DATASET EXTRACT:

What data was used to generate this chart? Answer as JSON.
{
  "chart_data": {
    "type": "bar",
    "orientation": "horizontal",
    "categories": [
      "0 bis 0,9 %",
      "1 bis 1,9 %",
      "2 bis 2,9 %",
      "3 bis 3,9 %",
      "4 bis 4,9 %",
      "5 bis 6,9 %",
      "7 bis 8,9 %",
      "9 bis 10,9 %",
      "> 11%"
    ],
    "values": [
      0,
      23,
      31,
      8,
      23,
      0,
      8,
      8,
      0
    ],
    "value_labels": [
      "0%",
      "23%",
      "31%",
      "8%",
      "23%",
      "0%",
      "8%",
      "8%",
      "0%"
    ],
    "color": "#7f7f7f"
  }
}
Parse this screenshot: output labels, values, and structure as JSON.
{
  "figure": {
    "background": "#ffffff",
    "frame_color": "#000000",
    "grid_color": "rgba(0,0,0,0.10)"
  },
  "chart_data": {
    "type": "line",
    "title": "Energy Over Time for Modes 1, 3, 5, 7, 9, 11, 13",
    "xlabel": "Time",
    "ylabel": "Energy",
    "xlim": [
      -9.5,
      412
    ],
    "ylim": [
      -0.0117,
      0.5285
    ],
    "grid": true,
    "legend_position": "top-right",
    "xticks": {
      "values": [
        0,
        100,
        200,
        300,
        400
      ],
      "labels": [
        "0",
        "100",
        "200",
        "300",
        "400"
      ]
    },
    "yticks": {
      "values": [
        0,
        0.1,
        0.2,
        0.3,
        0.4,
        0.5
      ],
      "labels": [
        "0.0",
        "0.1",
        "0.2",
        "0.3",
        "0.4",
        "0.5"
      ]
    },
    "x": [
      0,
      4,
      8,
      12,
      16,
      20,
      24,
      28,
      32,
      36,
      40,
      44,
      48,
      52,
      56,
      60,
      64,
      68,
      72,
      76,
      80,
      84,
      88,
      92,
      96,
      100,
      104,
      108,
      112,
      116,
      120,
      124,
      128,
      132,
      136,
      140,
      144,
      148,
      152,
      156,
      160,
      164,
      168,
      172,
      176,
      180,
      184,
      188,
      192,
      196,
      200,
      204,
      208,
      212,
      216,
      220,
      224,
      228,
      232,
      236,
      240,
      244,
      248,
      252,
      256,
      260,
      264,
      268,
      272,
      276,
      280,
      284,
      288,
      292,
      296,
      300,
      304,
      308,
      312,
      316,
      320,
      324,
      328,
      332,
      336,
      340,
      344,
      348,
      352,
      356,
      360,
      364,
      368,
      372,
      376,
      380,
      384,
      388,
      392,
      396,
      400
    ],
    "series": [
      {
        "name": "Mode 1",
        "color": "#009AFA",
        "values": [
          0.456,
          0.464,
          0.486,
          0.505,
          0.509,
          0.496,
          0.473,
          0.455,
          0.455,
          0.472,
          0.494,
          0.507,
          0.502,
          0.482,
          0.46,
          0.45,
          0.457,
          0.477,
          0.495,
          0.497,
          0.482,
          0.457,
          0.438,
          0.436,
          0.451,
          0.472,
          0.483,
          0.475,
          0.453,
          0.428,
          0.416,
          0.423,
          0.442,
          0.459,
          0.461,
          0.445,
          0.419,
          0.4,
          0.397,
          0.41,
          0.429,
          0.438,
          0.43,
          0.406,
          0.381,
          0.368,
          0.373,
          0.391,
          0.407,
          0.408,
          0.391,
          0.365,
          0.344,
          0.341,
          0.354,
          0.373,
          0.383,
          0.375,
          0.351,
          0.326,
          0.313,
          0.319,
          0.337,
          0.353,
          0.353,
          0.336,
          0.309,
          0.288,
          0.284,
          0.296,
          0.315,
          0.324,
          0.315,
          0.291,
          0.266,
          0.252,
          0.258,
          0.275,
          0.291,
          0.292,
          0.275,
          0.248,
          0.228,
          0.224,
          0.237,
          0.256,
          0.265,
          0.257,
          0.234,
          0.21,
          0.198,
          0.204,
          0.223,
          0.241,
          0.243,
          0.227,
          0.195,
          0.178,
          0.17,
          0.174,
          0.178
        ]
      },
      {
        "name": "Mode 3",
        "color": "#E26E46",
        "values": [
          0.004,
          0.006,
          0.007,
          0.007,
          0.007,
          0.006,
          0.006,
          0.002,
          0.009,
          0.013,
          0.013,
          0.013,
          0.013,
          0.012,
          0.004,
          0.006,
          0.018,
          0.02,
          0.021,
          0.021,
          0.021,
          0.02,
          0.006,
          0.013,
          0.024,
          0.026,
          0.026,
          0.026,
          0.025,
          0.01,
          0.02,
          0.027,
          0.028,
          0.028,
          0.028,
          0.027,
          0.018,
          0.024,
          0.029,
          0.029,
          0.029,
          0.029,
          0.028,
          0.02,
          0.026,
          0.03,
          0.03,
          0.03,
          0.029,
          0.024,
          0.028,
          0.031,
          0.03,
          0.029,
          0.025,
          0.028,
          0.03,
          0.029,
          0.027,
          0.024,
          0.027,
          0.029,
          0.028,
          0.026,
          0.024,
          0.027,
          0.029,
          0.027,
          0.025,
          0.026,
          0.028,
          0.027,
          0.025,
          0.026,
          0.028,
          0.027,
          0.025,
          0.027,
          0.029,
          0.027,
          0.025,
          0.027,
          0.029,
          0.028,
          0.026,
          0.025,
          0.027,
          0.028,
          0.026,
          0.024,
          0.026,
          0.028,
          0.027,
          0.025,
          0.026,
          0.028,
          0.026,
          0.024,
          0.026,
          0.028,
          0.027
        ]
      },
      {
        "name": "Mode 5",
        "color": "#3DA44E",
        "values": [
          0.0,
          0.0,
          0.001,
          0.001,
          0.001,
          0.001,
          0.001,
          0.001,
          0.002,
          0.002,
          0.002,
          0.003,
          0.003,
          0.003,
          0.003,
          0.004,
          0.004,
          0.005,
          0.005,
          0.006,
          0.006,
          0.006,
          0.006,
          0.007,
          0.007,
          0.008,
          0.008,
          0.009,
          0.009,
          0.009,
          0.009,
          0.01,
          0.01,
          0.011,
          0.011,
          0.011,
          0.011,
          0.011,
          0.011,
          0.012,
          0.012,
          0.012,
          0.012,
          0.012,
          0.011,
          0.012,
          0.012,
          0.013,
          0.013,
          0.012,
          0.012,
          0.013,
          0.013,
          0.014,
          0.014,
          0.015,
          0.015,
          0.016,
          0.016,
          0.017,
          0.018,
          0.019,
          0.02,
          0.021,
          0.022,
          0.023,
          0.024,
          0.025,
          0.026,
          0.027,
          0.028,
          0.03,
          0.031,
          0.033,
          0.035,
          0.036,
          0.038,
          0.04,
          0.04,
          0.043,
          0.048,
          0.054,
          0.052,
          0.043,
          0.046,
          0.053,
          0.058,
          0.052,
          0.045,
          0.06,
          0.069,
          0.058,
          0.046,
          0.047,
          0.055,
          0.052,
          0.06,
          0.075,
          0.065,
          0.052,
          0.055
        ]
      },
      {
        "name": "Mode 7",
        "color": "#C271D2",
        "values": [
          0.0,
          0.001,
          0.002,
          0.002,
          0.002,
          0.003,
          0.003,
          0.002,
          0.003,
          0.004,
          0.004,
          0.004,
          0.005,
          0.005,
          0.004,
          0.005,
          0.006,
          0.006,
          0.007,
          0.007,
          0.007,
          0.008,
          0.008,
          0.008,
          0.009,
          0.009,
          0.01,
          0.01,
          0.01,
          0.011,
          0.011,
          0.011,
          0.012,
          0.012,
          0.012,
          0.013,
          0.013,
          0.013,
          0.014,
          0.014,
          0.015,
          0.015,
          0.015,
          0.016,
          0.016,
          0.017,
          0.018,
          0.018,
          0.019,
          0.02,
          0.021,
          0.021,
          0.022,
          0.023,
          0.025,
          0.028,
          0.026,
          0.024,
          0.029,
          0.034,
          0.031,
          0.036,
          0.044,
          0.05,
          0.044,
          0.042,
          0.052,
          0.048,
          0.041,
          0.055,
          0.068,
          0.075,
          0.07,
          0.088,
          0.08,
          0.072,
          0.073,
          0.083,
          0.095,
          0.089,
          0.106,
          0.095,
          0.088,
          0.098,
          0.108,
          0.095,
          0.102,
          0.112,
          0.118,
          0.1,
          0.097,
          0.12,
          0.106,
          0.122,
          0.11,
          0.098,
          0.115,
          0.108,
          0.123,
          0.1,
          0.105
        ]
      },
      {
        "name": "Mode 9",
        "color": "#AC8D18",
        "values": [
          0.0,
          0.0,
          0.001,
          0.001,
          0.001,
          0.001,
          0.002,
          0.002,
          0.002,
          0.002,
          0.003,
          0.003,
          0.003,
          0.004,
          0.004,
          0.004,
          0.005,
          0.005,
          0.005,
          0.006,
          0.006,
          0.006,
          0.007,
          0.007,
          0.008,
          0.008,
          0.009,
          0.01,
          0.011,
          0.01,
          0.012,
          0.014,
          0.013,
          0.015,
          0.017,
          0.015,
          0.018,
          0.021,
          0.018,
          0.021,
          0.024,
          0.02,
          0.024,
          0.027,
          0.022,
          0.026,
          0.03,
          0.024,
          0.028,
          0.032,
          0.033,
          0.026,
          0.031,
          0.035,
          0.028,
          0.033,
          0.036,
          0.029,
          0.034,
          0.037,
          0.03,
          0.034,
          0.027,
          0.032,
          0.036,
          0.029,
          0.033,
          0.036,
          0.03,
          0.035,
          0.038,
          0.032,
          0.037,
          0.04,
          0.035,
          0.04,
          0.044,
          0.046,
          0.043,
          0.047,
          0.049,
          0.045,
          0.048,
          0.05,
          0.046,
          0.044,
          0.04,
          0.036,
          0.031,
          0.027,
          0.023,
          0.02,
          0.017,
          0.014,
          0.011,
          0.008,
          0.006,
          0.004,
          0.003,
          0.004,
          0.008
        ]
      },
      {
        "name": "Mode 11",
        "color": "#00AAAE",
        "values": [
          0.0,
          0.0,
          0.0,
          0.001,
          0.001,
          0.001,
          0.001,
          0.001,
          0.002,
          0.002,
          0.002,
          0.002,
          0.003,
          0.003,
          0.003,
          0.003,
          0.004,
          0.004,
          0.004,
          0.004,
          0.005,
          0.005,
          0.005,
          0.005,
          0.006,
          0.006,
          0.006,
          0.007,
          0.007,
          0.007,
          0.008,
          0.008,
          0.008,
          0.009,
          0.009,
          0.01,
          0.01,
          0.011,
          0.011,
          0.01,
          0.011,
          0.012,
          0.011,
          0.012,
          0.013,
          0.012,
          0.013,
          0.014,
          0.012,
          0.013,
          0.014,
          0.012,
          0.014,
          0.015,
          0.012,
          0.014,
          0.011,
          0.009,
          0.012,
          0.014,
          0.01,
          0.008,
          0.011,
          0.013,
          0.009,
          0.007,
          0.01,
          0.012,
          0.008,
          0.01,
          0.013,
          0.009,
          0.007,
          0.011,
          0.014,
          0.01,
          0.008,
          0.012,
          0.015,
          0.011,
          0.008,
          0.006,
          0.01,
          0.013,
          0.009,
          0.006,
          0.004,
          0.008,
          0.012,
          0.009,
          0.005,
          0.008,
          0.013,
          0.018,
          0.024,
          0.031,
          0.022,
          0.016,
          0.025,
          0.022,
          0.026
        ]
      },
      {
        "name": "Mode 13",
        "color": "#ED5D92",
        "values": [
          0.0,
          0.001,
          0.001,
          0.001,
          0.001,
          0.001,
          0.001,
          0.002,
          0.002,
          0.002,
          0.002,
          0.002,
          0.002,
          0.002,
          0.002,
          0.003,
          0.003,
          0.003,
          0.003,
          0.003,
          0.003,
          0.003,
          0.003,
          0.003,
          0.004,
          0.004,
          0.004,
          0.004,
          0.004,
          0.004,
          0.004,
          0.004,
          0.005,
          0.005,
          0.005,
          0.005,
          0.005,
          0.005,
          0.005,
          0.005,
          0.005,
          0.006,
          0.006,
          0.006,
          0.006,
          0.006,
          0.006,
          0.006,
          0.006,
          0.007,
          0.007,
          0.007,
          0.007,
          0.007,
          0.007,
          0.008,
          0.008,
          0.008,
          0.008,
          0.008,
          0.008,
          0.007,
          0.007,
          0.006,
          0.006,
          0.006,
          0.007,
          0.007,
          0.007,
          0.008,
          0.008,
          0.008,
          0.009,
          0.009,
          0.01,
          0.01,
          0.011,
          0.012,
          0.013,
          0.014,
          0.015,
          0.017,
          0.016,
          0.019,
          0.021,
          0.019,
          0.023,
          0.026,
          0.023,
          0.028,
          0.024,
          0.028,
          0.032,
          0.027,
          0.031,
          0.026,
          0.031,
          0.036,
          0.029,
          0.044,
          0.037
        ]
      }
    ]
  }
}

TASK BRIEF:
Pull out every line of the entries that includes the word "JSON".

ANSWER TO THIS PROBLEM:
What data was used to generate this chart? Answer as JSON.
Parse this screenshot: output labels, values, and structure as JSON.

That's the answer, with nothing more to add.